- What this task involves -
Without the pictures, set down the records below word for word.

- Records about charts and figures -
((
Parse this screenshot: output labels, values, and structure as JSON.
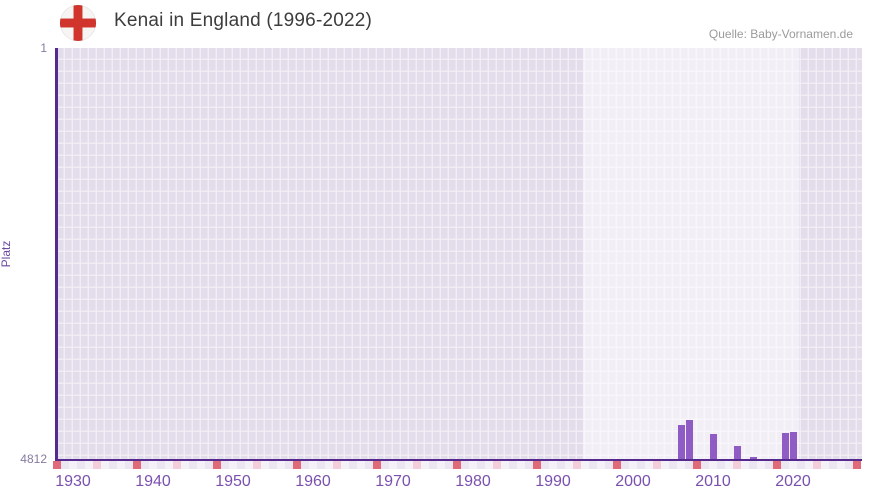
{
  "header": {
    "title": "Kenai in England (1996-2022)",
    "source": "Quelle: Baby-Vornamen.de",
    "flag_icon": "england-flag"
  },
  "chart_data": {
    "type": "bar",
    "title": "Kenai in England (1996-2022)",
    "xlabel": "",
    "ylabel": "Platz",
    "y_axis_inverted": true,
    "ylim": [
      1,
      4812
    ],
    "y_tick_labels": [
      "1",
      "4812"
    ],
    "x_ticks": [
      "1930",
      "1940",
      "1950",
      "1960",
      "1970",
      "1980",
      "1990",
      "2000",
      "2010",
      "2020"
    ],
    "x_range_years": [
      1928,
      2028
    ],
    "highlight_period_years": [
      1994,
      2021
    ],
    "grid": "checkerboard",
    "legend": null,
    "series": [
      {
        "name": "Platz",
        "data": [
          {
            "year": 2006,
            "rank": 4403
          },
          {
            "year": 2007,
            "rank": 4345
          },
          {
            "year": 2010,
            "rank": 4509
          },
          {
            "year": 2013,
            "rank": 4649
          },
          {
            "year": 2015,
            "rank": 4777
          },
          {
            "year": 2019,
            "rank": 4497
          },
          {
            "year": 2020,
            "rank": 4486
          }
        ]
      }
    ]
  },
  "theme": {
    "bar_color": "#8f5cc6",
    "axis_color": "#542a8e",
    "tick_label_color": "#7a50ae",
    "y_label_color": "#857ba1",
    "flag_red": "#d0342c",
    "strip_red": "#e0697a",
    "strip_pink": "#f3cdd7",
    "strip_pale_a": "#ece6f2",
    "strip_pale_b": "#f5f1f8",
    "grid_cell": "#e2dceb",
    "grid_gap": "#f0edf4"
  }
}
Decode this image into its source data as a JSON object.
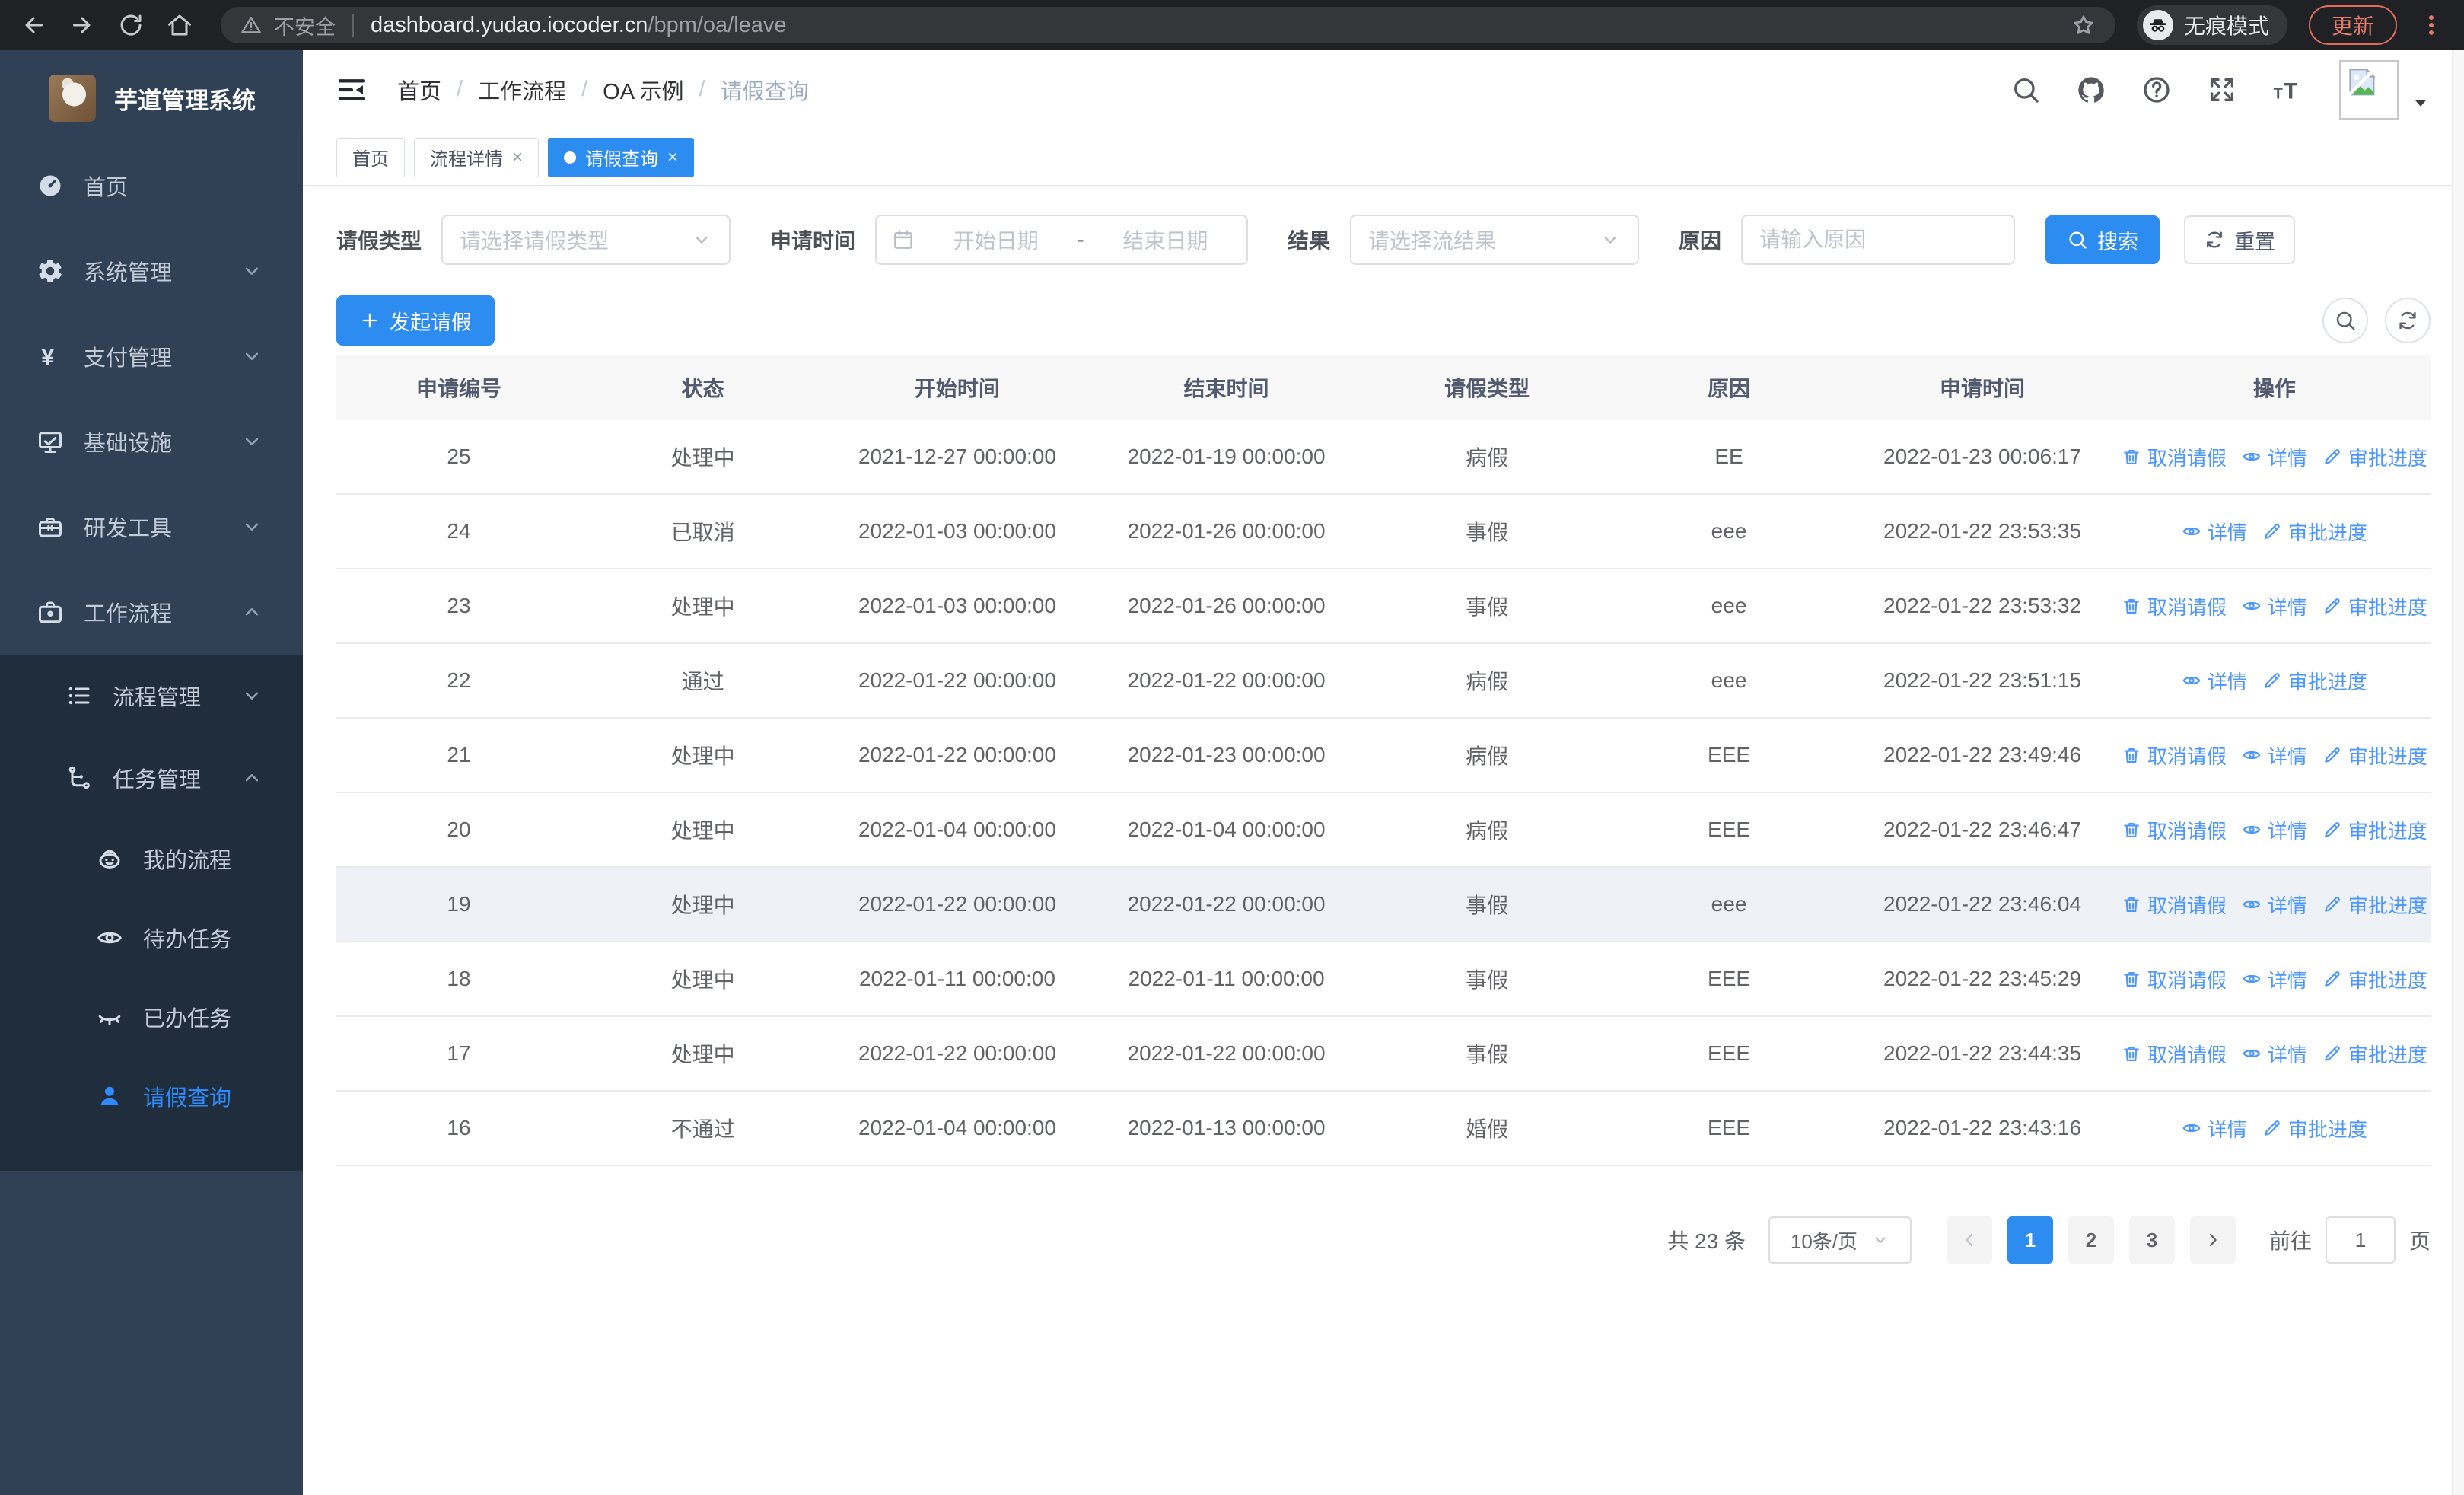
))
- Exercise response -
Parse this screenshot: output labels, values, and structure as JSON.
{
  "header": {
    "title": "Kenai in England (1996-2022)",
    "source": "Quelle: Baby-Vornamen.de",
    "flag_icon": "england-flag"
  },
  "chart_data": {
    "type": "bar",
    "title": "Kenai in England (1996-2022)",
    "xlabel": "",
    "ylabel": "Platz",
    "y_axis_inverted": true,
    "ylim": [
      1,
      4812
    ],
    "y_tick_labels": [
      "1",
      "4812"
    ],
    "x_ticks": [
      "1930",
      "1940",
      "1950",
      "1960",
      "1970",
      "1980",
      "1990",
      "2000",
      "2010",
      "2020"
    ],
    "x_range_years": [
      1928,
      2028
    ],
    "highlight_period_years": [
      1994,
      2021
    ],
    "grid": "checkerboard",
    "legend": null,
    "series": [
      {
        "name": "Platz",
        "data": [
          {
            "year": 2006,
            "rank": 4403
          },
          {
            "year": 2007,
            "rank": 4345
          },
          {
            "year": 2010,
            "rank": 4509
          },
          {
            "year": 2013,
            "rank": 4649
          },
          {
            "year": 2015,
            "rank": 4777
          },
          {
            "year": 2019,
            "rank": 4497
          },
          {
            "year": 2020,
            "rank": 4486
          }
        ]
      }
    ]
  },
  "theme": {
    "bar_color": "#8f5cc6",
    "axis_color": "#542a8e",
    "tick_label_color": "#7a50ae",
    "y_label_color": "#857ba1",
    "flag_red": "#d0342c",
    "strip_red": "#e0697a",
    "strip_pink": "#f3cdd7",
    "strip_pale_a": "#ece6f2",
    "strip_pale_b": "#f5f1f8",
    "grid_cell": "#e2dceb",
    "grid_gap": "#f0edf4"
  }
}
Decode this image into its source data as a JSON object.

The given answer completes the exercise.